Extracted entries
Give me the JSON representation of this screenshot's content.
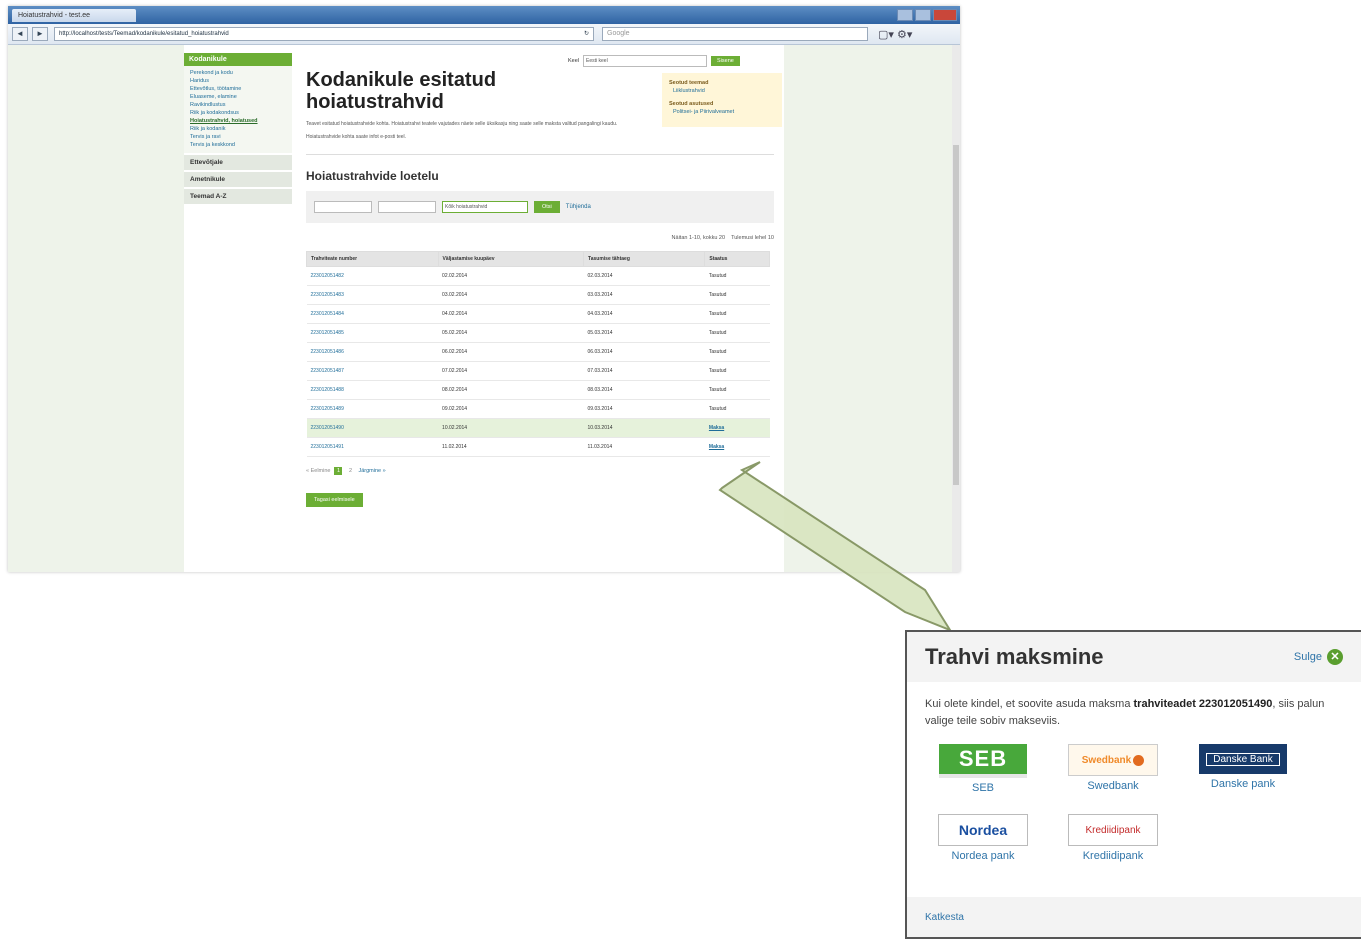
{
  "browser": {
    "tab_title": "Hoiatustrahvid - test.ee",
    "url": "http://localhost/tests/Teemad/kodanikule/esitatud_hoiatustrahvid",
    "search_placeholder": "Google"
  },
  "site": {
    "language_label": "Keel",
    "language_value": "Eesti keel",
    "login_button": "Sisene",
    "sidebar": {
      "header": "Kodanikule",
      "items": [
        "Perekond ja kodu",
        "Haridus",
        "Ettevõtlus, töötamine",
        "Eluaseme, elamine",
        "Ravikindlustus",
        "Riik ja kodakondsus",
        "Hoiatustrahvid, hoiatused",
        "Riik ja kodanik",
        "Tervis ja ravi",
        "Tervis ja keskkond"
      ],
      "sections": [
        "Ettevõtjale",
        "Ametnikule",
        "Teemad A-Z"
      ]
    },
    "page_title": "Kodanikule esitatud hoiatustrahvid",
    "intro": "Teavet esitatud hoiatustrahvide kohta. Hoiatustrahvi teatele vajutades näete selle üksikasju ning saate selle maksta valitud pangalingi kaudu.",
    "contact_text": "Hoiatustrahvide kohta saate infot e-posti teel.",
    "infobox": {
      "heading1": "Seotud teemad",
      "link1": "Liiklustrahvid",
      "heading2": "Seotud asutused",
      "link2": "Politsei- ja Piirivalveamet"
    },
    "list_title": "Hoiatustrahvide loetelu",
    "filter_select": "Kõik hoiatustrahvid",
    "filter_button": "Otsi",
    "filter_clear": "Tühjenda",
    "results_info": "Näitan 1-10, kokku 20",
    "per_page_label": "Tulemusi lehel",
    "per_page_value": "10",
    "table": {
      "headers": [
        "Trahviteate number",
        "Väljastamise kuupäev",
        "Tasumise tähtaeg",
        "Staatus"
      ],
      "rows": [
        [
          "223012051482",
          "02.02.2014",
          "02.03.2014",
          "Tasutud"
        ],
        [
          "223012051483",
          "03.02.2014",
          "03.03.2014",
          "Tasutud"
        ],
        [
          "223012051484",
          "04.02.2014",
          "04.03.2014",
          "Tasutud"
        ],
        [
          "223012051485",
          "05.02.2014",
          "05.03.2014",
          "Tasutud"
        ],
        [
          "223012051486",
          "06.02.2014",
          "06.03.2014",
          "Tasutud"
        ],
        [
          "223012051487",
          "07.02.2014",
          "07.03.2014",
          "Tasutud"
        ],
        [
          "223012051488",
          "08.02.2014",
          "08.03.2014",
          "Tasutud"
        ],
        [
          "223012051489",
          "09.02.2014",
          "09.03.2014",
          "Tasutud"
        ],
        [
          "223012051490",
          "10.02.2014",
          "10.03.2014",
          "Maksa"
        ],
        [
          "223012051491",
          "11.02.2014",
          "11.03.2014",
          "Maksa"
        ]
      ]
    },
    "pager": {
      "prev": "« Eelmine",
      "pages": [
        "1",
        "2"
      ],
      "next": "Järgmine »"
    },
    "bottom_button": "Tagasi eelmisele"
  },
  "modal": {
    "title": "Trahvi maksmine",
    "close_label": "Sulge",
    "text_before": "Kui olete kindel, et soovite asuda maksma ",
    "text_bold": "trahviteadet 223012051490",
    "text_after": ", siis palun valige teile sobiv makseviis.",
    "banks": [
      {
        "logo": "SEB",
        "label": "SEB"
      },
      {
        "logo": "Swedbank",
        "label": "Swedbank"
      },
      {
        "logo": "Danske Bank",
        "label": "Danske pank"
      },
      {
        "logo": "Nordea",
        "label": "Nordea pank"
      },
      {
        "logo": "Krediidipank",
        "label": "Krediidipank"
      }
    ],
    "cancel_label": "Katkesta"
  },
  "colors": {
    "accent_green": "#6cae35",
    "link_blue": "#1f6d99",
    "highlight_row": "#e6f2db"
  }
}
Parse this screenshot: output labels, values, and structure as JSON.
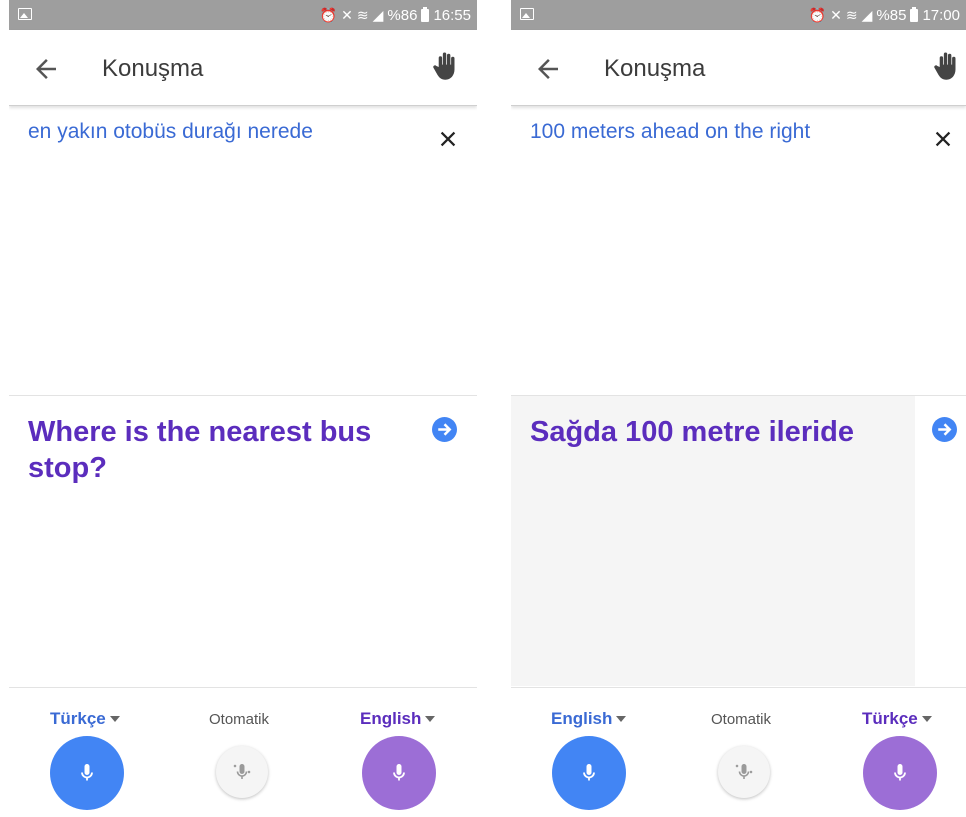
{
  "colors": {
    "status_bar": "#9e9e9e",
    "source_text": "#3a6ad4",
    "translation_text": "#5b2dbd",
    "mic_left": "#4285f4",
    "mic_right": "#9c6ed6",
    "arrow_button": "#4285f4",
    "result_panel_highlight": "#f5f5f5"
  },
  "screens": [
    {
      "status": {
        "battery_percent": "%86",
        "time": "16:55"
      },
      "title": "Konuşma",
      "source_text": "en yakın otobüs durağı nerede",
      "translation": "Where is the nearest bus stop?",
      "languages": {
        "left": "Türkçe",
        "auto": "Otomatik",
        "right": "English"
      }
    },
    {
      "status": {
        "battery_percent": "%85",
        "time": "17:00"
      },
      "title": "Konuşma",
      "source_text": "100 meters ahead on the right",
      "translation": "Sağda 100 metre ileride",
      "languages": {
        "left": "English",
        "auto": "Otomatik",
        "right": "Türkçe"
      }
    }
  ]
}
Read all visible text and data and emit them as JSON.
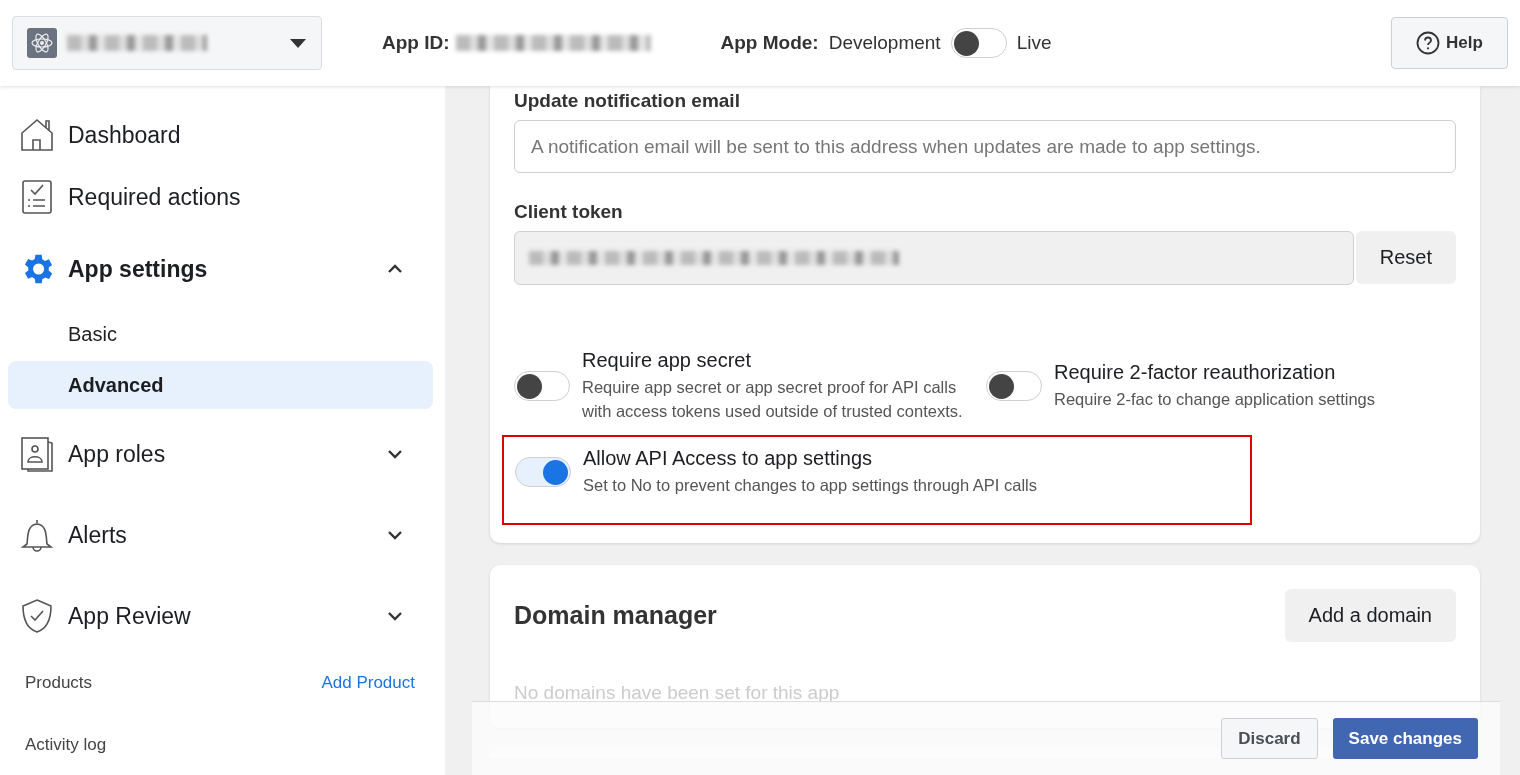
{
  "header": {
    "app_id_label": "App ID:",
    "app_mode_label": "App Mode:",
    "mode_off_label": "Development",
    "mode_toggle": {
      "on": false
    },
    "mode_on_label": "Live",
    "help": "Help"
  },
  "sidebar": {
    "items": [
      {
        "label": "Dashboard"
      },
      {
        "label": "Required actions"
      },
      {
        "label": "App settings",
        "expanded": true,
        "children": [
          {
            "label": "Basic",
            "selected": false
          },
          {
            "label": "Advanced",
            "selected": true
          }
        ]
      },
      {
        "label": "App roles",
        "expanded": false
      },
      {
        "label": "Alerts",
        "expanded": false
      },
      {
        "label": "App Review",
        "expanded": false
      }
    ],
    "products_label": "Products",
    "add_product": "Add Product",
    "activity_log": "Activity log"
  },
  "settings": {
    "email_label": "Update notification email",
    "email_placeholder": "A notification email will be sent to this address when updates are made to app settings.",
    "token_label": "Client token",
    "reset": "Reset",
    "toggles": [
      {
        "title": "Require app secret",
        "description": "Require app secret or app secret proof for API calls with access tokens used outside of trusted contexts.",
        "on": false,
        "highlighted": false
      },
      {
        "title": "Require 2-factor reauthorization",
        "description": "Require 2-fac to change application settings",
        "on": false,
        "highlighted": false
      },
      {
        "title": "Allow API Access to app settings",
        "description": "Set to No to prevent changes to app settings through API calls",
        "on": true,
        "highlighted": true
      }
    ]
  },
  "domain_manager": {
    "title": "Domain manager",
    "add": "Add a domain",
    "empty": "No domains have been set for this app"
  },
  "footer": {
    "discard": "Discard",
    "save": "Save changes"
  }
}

Brief
Using the entries above, tally how many lines have the word "notification" in them; write the number and nothing more.

Solution to this task
2